### GIVEN TASK
Restate the entire listing word for word.

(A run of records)
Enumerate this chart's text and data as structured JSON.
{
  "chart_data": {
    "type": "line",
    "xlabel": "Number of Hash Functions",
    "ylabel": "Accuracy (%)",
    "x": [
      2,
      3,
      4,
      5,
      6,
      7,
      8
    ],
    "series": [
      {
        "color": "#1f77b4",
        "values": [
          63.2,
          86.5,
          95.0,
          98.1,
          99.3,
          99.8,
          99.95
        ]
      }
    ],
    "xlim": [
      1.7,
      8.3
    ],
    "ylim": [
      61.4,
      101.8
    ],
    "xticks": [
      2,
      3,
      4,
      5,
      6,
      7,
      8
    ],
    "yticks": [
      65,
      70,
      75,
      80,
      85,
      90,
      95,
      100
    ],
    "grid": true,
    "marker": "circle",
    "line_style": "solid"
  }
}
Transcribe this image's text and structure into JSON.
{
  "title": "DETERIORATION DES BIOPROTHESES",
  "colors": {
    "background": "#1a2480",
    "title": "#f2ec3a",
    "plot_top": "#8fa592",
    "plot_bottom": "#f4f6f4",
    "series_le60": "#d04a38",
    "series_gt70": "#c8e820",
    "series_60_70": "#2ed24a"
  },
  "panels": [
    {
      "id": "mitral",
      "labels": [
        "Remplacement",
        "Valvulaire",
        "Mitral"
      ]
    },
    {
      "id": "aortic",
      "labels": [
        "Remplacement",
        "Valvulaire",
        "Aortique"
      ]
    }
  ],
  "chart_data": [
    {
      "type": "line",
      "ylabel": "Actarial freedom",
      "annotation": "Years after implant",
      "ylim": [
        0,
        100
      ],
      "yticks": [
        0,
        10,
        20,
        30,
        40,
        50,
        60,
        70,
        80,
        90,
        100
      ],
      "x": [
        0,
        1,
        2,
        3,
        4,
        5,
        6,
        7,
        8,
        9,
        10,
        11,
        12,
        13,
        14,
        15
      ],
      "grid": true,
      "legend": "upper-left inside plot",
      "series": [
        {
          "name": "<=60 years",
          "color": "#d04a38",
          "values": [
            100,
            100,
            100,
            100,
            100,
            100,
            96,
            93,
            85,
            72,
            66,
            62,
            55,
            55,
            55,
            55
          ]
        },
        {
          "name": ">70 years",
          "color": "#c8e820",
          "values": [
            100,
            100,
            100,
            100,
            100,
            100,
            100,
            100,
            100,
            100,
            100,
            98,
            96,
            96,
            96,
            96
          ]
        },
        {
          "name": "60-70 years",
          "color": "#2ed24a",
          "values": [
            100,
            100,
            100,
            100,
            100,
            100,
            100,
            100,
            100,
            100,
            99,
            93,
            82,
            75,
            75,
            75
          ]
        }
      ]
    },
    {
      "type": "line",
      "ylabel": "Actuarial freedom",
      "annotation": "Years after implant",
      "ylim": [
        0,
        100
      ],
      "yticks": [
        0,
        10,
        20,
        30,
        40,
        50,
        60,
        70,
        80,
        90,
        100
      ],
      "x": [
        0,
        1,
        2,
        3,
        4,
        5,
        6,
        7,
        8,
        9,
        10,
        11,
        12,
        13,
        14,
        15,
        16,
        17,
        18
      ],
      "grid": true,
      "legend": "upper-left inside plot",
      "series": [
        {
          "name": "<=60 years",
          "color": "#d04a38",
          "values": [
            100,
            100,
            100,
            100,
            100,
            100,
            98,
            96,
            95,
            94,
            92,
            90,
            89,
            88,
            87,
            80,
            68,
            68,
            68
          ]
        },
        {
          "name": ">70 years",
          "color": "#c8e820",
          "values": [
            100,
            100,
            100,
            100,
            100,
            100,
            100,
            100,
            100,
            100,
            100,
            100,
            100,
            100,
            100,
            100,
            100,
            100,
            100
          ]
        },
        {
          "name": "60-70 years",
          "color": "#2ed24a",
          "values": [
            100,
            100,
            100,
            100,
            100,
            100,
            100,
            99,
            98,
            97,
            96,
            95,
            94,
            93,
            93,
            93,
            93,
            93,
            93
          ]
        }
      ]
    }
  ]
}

### ANSWER TO THIS TASK
Enumerate this chart's text and data as structured JSON.
{
  "chart_data": {
    "type": "line",
    "xlabel": "Number of Hash Functions",
    "ylabel": "Accuracy (%)",
    "x": [
      2,
      3,
      4,
      5,
      6,
      7,
      8
    ],
    "series": [
      {
        "color": "#1f77b4",
        "values": [
          63.2,
          86.5,
          95.0,
          98.1,
          99.3,
          99.8,
          99.95
        ]
      }
    ],
    "xlim": [
      1.7,
      8.3
    ],
    "ylim": [
      61.4,
      101.8
    ],
    "xticks": [
      2,
      3,
      4,
      5,
      6,
      7,
      8
    ],
    "yticks": [
      65,
      70,
      75,
      80,
      85,
      90,
      95,
      100
    ],
    "grid": true,
    "marker": "circle",
    "line_style": "solid"
  }
}
Transcribe this image's text and structure into JSON.
{
  "title": "DETERIORATION DES BIOPROTHESES",
  "colors": {
    "background": "#1a2480",
    "title": "#f2ec3a",
    "plot_top": "#8fa592",
    "plot_bottom": "#f4f6f4",
    "series_le60": "#d04a38",
    "series_gt70": "#c8e820",
    "series_60_70": "#2ed24a"
  },
  "panels": [
    {
      "id": "mitral",
      "labels": [
        "Remplacement",
        "Valvulaire",
        "Mitral"
      ]
    },
    {
      "id": "aortic",
      "labels": [
        "Remplacement",
        "Valvulaire",
        "Aortique"
      ]
    }
  ],
  "chart_data": [
    {
      "type": "line",
      "ylabel": "Actarial freedom",
      "annotation": "Years after implant",
      "ylim": [
        0,
        100
      ],
      "yticks": [
        0,
        10,
        20,
        30,
        40,
        50,
        60,
        70,
        80,
        90,
        100
      ],
      "x": [
        0,
        1,
        2,
        3,
        4,
        5,
        6,
        7,
        8,
        9,
        10,
        11,
        12,
        13,
        14,
        15
      ],
      "grid": true,
      "legend": "upper-left inside plot",
      "series": [
        {
          "name": "<=60 years",
          "color": "#d04a38",
          "values": [
            100,
            100,
            100,
            100,
            100,
            100,
            96,
            93,
            85,
            72,
            66,
            62,
            55,
            55,
            55,
            55
          ]
        },
        {
          "name": ">70 years",
          "color": "#c8e820",
          "values": [
            100,
            100,
            100,
            100,
            100,
            100,
            100,
            100,
            100,
            100,
            100,
            98,
            96,
            96,
            96,
            96
          ]
        },
        {
          "name": "60-70 years",
          "color": "#2ed24a",
          "values": [
            100,
            100,
            100,
            100,
            100,
            100,
            100,
            100,
            100,
            100,
            99,
            93,
            82,
            75,
            75,
            75
          ]
        }
      ]
    },
    {
      "type": "line",
      "ylabel": "Actuarial freedom",
      "annotation": "Years after implant",
      "ylim": [
        0,
        100
      ],
      "yticks": [
        0,
        10,
        20,
        30,
        40,
        50,
        60,
        70,
        80,
        90,
        100
      ],
      "x": [
        0,
        1,
        2,
        3,
        4,
        5,
        6,
        7,
        8,
        9,
        10,
        11,
        12,
        13,
        14,
        15,
        16,
        17,
        18
      ],
      "grid": true,
      "legend": "upper-left inside plot",
      "series": [
        {
          "name": "<=60 years",
          "color": "#d04a38",
          "values": [
            100,
            100,
            100,
            100,
            100,
            100,
            98,
            96,
            95,
            94,
            92,
            90,
            89,
            88,
            87,
            80,
            68,
            68,
            68
          ]
        },
        {
          "name": ">70 years",
          "color": "#c8e820",
          "values": [
            100,
            100,
            100,
            100,
            100,
            100,
            100,
            100,
            100,
            100,
            100,
            100,
            100,
            100,
            100,
            100,
            100,
            100,
            100
          ]
        },
        {
          "name": "60-70 years",
          "color": "#2ed24a",
          "values": [
            100,
            100,
            100,
            100,
            100,
            100,
            100,
            99,
            98,
            97,
            96,
            95,
            94,
            93,
            93,
            93,
            93,
            93,
            93
          ]
        }
      ]
    }
  ]
}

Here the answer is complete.